** BEGIN Raw records **

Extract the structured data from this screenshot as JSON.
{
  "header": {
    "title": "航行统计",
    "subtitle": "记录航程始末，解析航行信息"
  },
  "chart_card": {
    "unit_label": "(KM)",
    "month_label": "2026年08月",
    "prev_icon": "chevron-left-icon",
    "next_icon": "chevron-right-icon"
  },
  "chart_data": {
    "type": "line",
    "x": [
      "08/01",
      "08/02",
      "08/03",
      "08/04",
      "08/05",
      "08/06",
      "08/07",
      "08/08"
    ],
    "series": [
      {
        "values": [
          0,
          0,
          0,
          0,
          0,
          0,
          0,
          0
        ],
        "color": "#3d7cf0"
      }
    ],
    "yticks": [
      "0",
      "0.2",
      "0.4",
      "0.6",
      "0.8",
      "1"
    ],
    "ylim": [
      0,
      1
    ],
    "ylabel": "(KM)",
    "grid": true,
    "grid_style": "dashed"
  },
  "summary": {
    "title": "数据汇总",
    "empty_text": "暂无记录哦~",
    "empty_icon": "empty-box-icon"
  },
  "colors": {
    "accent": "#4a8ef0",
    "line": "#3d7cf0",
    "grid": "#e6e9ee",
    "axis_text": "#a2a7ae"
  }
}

** END Raw records **

## Requirements
Transcribe the material exactly as it reads.

## Exercise output
Extract the structured data from this screenshot as JSON.
{
  "header": {
    "title": "航行统计",
    "subtitle": "记录航程始末，解析航行信息"
  },
  "chart_card": {
    "unit_label": "(KM)",
    "month_label": "2026年08月",
    "prev_icon": "chevron-left-icon",
    "next_icon": "chevron-right-icon"
  },
  "chart_data": {
    "type": "line",
    "x": [
      "08/01",
      "08/02",
      "08/03",
      "08/04",
      "08/05",
      "08/06",
      "08/07",
      "08/08"
    ],
    "series": [
      {
        "values": [
          0,
          0,
          0,
          0,
          0,
          0,
          0,
          0
        ],
        "color": "#3d7cf0"
      }
    ],
    "yticks": [
      "0",
      "0.2",
      "0.4",
      "0.6",
      "0.8",
      "1"
    ],
    "ylim": [
      0,
      1
    ],
    "ylabel": "(KM)",
    "grid": true,
    "grid_style": "dashed"
  },
  "summary": {
    "title": "数据汇总",
    "empty_text": "暂无记录哦~",
    "empty_icon": "empty-box-icon"
  },
  "colors": {
    "accent": "#4a8ef0",
    "line": "#3d7cf0",
    "grid": "#e6e9ee",
    "axis_text": "#a2a7ae"
  }
}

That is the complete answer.